■ **Materials provided**:
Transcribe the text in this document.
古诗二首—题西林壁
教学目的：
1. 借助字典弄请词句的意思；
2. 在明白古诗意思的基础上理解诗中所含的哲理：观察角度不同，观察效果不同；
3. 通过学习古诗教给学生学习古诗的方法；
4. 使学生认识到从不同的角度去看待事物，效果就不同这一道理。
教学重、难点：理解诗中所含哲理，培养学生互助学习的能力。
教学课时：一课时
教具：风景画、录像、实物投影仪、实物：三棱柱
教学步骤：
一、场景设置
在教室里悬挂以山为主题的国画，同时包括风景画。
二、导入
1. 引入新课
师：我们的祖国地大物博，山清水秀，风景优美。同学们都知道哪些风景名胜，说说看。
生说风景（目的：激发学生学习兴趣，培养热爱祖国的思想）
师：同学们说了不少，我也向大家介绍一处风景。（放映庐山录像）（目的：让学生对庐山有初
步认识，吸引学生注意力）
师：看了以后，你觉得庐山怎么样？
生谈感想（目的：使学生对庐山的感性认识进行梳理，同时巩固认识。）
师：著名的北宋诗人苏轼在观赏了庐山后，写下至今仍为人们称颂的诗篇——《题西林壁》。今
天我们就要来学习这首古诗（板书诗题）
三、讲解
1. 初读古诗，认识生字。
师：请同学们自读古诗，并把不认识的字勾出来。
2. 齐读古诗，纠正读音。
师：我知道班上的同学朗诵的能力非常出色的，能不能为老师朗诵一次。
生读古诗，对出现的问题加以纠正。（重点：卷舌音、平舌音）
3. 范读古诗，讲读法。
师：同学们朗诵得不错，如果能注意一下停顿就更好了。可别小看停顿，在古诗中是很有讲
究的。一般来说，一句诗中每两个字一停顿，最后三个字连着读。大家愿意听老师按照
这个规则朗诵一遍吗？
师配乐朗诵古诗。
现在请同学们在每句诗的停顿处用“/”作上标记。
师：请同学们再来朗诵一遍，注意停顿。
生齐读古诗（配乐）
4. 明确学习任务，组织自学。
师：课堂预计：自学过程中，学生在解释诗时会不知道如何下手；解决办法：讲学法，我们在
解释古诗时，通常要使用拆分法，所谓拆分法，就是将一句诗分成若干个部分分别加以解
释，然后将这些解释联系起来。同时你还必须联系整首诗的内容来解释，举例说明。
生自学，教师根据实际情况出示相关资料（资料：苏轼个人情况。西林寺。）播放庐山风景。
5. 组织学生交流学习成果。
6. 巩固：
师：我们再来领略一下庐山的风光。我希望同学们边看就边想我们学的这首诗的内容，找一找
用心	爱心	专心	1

■ **Work required**:
In the records above, find each line with the word "题西林壁" and copy it.

■ **Solution for this exercise**:
古诗二首—题西林壁
师：著名的北宋诗人苏轼在观赏了庐山后，写下至今仍为人们称颂的诗篇——《题西林壁》。今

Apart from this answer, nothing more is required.